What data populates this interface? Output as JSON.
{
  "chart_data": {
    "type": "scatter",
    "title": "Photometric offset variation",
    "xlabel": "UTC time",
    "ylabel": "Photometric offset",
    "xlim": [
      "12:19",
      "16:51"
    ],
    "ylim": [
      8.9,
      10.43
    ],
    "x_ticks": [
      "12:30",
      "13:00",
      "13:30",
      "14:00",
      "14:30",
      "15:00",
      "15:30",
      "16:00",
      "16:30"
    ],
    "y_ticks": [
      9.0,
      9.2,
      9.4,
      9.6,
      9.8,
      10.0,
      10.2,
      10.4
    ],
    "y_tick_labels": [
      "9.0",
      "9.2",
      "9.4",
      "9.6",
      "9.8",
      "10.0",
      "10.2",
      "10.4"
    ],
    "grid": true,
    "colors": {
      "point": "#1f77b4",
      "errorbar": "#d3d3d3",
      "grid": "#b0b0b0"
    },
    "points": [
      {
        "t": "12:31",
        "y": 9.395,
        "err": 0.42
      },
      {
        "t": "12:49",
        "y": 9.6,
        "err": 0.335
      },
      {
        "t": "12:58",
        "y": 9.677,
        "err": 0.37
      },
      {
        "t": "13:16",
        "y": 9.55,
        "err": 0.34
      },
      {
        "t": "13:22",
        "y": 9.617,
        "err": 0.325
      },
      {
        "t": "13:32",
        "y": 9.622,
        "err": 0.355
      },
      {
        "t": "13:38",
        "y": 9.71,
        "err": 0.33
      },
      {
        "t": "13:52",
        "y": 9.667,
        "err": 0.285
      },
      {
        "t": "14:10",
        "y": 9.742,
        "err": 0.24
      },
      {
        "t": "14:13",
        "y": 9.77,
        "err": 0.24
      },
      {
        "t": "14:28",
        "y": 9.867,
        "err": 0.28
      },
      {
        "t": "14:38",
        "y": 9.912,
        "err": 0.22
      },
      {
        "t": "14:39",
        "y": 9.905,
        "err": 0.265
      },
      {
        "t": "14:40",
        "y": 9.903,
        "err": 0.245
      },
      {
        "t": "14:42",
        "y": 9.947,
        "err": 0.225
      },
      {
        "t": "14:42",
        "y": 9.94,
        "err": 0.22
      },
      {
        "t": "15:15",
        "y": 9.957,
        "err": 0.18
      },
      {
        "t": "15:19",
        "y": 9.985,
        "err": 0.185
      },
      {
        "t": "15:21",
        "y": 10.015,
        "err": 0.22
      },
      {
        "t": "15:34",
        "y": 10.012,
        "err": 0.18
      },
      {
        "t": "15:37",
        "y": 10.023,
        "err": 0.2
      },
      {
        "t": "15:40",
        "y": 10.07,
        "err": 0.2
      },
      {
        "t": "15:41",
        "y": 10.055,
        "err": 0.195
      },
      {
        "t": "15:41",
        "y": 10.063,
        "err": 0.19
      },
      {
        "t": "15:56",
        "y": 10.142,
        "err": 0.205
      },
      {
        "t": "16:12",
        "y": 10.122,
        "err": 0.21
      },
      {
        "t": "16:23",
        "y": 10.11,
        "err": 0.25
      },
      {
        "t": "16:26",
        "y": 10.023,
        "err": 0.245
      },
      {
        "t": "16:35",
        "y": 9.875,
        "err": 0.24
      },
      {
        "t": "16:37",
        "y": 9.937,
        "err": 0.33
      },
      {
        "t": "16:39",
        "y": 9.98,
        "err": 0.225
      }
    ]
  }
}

▶ _Task objective_
Return the whole listing exactly, with every line included.

▶ _Solution to this problem_
What data populates this interface? Output as JSON.
{
  "chart_data": {
    "type": "scatter",
    "title": "Photometric offset variation",
    "xlabel": "UTC time",
    "ylabel": "Photometric offset",
    "xlim": [
      "12:19",
      "16:51"
    ],
    "ylim": [
      8.9,
      10.43
    ],
    "x_ticks": [
      "12:30",
      "13:00",
      "13:30",
      "14:00",
      "14:30",
      "15:00",
      "15:30",
      "16:00",
      "16:30"
    ],
    "y_ticks": [
      9.0,
      9.2,
      9.4,
      9.6,
      9.8,
      10.0,
      10.2,
      10.4
    ],
    "y_tick_labels": [
      "9.0",
      "9.2",
      "9.4",
      "9.6",
      "9.8",
      "10.0",
      "10.2",
      "10.4"
    ],
    "grid": true,
    "colors": {
      "point": "#1f77b4",
      "errorbar": "#d3d3d3",
      "grid": "#b0b0b0"
    },
    "points": [
      {
        "t": "12:31",
        "y": 9.395,
        "err": 0.42
      },
      {
        "t": "12:49",
        "y": 9.6,
        "err": 0.335
      },
      {
        "t": "12:58",
        "y": 9.677,
        "err": 0.37
      },
      {
        "t": "13:16",
        "y": 9.55,
        "err": 0.34
      },
      {
        "t": "13:22",
        "y": 9.617,
        "err": 0.325
      },
      {
        "t": "13:32",
        "y": 9.622,
        "err": 0.355
      },
      {
        "t": "13:38",
        "y": 9.71,
        "err": 0.33
      },
      {
        "t": "13:52",
        "y": 9.667,
        "err": 0.285
      },
      {
        "t": "14:10",
        "y": 9.742,
        "err": 0.24
      },
      {
        "t": "14:13",
        "y": 9.77,
        "err": 0.24
      },
      {
        "t": "14:28",
        "y": 9.867,
        "err": 0.28
      },
      {
        "t": "14:38",
        "y": 9.912,
        "err": 0.22
      },
      {
        "t": "14:39",
        "y": 9.905,
        "err": 0.265
      },
      {
        "t": "14:40",
        "y": 9.903,
        "err": 0.245
      },
      {
        "t": "14:42",
        "y": 9.947,
        "err": 0.225
      },
      {
        "t": "14:42",
        "y": 9.94,
        "err": 0.22
      },
      {
        "t": "15:15",
        "y": 9.957,
        "err": 0.18
      },
      {
        "t": "15:19",
        "y": 9.985,
        "err": 0.185
      },
      {
        "t": "15:21",
        "y": 10.015,
        "err": 0.22
      },
      {
        "t": "15:34",
        "y": 10.012,
        "err": 0.18
      },
      {
        "t": "15:37",
        "y": 10.023,
        "err": 0.2
      },
      {
        "t": "15:40",
        "y": 10.07,
        "err": 0.2
      },
      {
        "t": "15:41",
        "y": 10.055,
        "err": 0.195
      },
      {
        "t": "15:41",
        "y": 10.063,
        "err": 0.19
      },
      {
        "t": "15:56",
        "y": 10.142,
        "err": 0.205
      },
      {
        "t": "16:12",
        "y": 10.122,
        "err": 0.21
      },
      {
        "t": "16:23",
        "y": 10.11,
        "err": 0.25
      },
      {
        "t": "16:26",
        "y": 10.023,
        "err": 0.245
      },
      {
        "t": "16:35",
        "y": 9.875,
        "err": 0.24
      },
      {
        "t": "16:37",
        "y": 9.937,
        "err": 0.33
      },
      {
        "t": "16:39",
        "y": 9.98,
        "err": 0.225
      }
    ]
  }
}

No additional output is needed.